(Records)
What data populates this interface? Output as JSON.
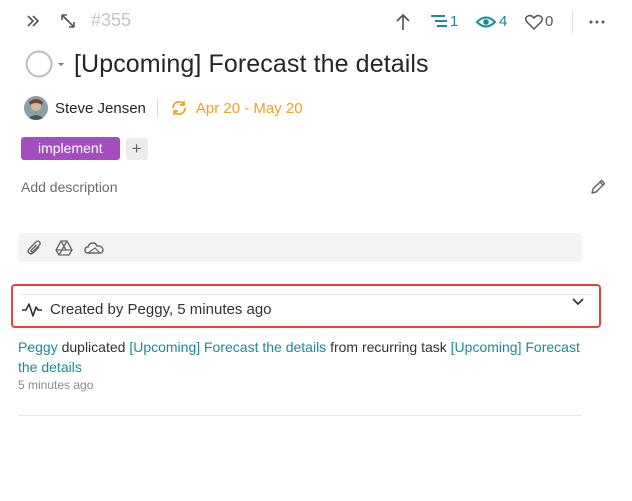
{
  "topbar": {
    "task_id": "#355",
    "subtasks_count": "1",
    "watchers_count": "4",
    "likes_count": "0"
  },
  "task": {
    "title": "[Upcoming] Forecast the details",
    "assignee": "Steve Jensen",
    "dates": "Apr 20 - May 20",
    "tags": [
      "implement"
    ],
    "add_tag_label": "+",
    "description_placeholder": "Add description"
  },
  "activity": {
    "header": "Created by Peggy, 5 minutes ago",
    "log": {
      "actor": "Peggy",
      "verb": " duplicated ",
      "target": "[Upcoming] Forecast the details",
      "middle": " from recurring task ",
      "source": "[Upcoming] Forecast the details",
      "time": "5 minutes ago"
    }
  },
  "colors": {
    "accent_teal": "#1a8a9a",
    "date_orange": "#f0a020",
    "tag_purple": "#a44dc0",
    "highlight_red": "#e0453a"
  },
  "icons": [
    "expand-panel-icon",
    "resize-icon",
    "arrow-up-icon",
    "subtasks-icon",
    "eye-icon",
    "heart-icon",
    "more-icon",
    "status-circle-icon",
    "caret-down-icon",
    "recurring-icon",
    "edit-pencil-icon",
    "paperclip-icon",
    "google-drive-icon",
    "onedrive-icon",
    "activity-pulse-icon",
    "chevron-down-icon"
  ]
}
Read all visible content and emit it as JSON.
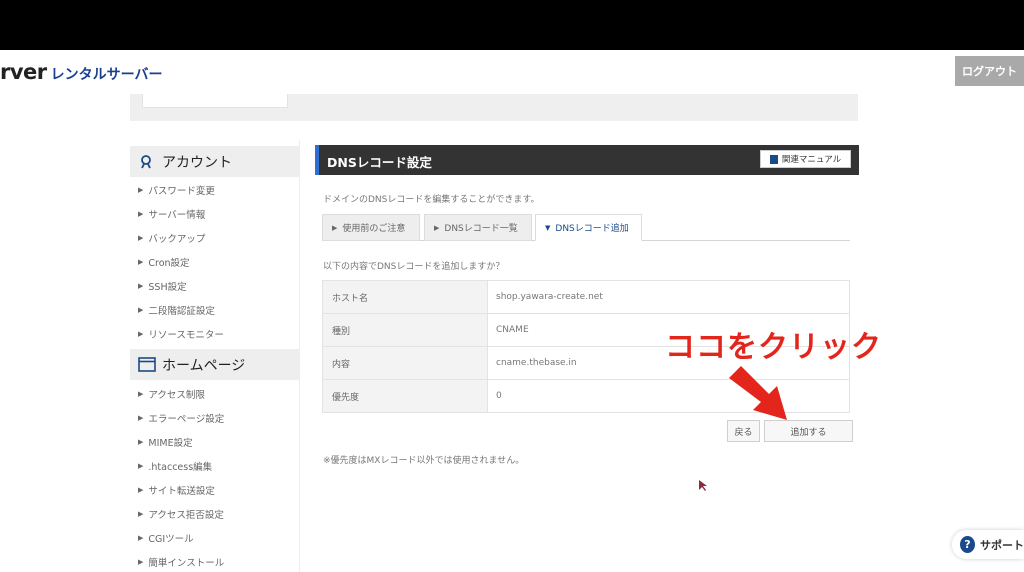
{
  "header": {
    "brand_latin": "rver",
    "brand_kana": "レンタルサーバー",
    "logout_label": "ログアウト"
  },
  "sidebar": {
    "sections": [
      {
        "title": "アカウント",
        "icon": "user-icon",
        "items": [
          "パスワード変更",
          "サーバー情報",
          "バックアップ",
          "Cron設定",
          "SSH設定",
          "二段階認証設定",
          "リソースモニター"
        ]
      },
      {
        "title": "ホームページ",
        "icon": "window-icon",
        "items": [
          "アクセス制限",
          "エラーページ設定",
          "MIME設定",
          ".htaccess編集",
          "サイト転送設定",
          "アクセス拒否設定",
          "CGIツール",
          "簡単インストール"
        ]
      }
    ]
  },
  "main": {
    "title": "DNSレコード設定",
    "manual_label": "関連マニュアル",
    "description": "ドメインのDNSレコードを編集することができます。",
    "tabs": [
      {
        "label": "使用前のご注意",
        "active": false
      },
      {
        "label": "DNSレコード一覧",
        "active": false
      },
      {
        "label": "DNSレコード追加",
        "active": true
      }
    ],
    "confirm_text": "以下の内容でDNSレコードを追加しますか？",
    "record": [
      {
        "label": "ホスト名",
        "value": "shop.yawara-create.net"
      },
      {
        "label": "種別",
        "value": "CNAME"
      },
      {
        "label": "内容",
        "value": "cname.thebase.in"
      },
      {
        "label": "優先度",
        "value": "0"
      }
    ],
    "back_label": "戻る",
    "add_label": "追加する",
    "note": "※優先度はMXレコード以外では使用されません。"
  },
  "annotation": {
    "text": "ココをクリック",
    "color": "#e3251c"
  },
  "support_label": "サポート",
  "colors": {
    "title_bar": "#333333",
    "accent_blue": "#1b4a8a",
    "logout_gray": "#a9a9a9"
  }
}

WHAT YOU SHOULD DO —
Leave the pictures out, and print every line of the listing exactly as written.

SOLUTION TO THIS PROBLEM —
What data populates this interface? Output as JSON.
{
  "topbar": {
    "task_id": "#355",
    "subtasks_count": "1",
    "watchers_count": "4",
    "likes_count": "0"
  },
  "task": {
    "title": "[Upcoming] Forecast the details",
    "assignee": "Steve Jensen",
    "dates": "Apr 20 - May 20",
    "tags": [
      "implement"
    ],
    "add_tag_label": "+",
    "description_placeholder": "Add description"
  },
  "activity": {
    "header": "Created by Peggy, 5 minutes ago",
    "log": {
      "actor": "Peggy",
      "verb": " duplicated ",
      "target": "[Upcoming] Forecast the details",
      "middle": " from recurring task ",
      "source": "[Upcoming] Forecast the details",
      "time": "5 minutes ago"
    }
  },
  "colors": {
    "accent_teal": "#1a8a9a",
    "date_orange": "#f0a020",
    "tag_purple": "#a44dc0",
    "highlight_red": "#e0453a"
  },
  "icons": [
    "expand-panel-icon",
    "resize-icon",
    "arrow-up-icon",
    "subtasks-icon",
    "eye-icon",
    "heart-icon",
    "more-icon",
    "status-circle-icon",
    "caret-down-icon",
    "recurring-icon",
    "edit-pencil-icon",
    "paperclip-icon",
    "google-drive-icon",
    "onedrive-icon",
    "activity-pulse-icon",
    "chevron-down-icon"
  ]
}
Read all visible content and emit it as JSON.
{
  "header": {
    "brand_latin": "rver",
    "brand_kana": "レンタルサーバー",
    "logout_label": "ログアウト"
  },
  "sidebar": {
    "sections": [
      {
        "title": "アカウント",
        "icon": "user-icon",
        "items": [
          "パスワード変更",
          "サーバー情報",
          "バックアップ",
          "Cron設定",
          "SSH設定",
          "二段階認証設定",
          "リソースモニター"
        ]
      },
      {
        "title": "ホームページ",
        "icon": "window-icon",
        "items": [
          "アクセス制限",
          "エラーページ設定",
          "MIME設定",
          ".htaccess編集",
          "サイト転送設定",
          "アクセス拒否設定",
          "CGIツール",
          "簡単インストール"
        ]
      }
    ]
  },
  "main": {
    "title": "DNSレコード設定",
    "manual_label": "関連マニュアル",
    "description": "ドメインのDNSレコードを編集することができます。",
    "tabs": [
      {
        "label": "使用前のご注意",
        "active": false
      },
      {
        "label": "DNSレコード一覧",
        "active": false
      },
      {
        "label": "DNSレコード追加",
        "active": true
      }
    ],
    "confirm_text": "以下の内容でDNSレコードを追加しますか？",
    "record": [
      {
        "label": "ホスト名",
        "value": "shop.yawara-create.net"
      },
      {
        "label": "種別",
        "value": "CNAME"
      },
      {
        "label": "内容",
        "value": "cname.thebase.in"
      },
      {
        "label": "優先度",
        "value": "0"
      }
    ],
    "back_label": "戻る",
    "add_label": "追加する",
    "note": "※優先度はMXレコード以外では使用されません。"
  },
  "annotation": {
    "text": "ココをクリック",
    "color": "#e3251c"
  },
  "support_label": "サポート",
  "colors": {
    "title_bar": "#333333",
    "accent_blue": "#1b4a8a",
    "logout_gray": "#a9a9a9"
  }
}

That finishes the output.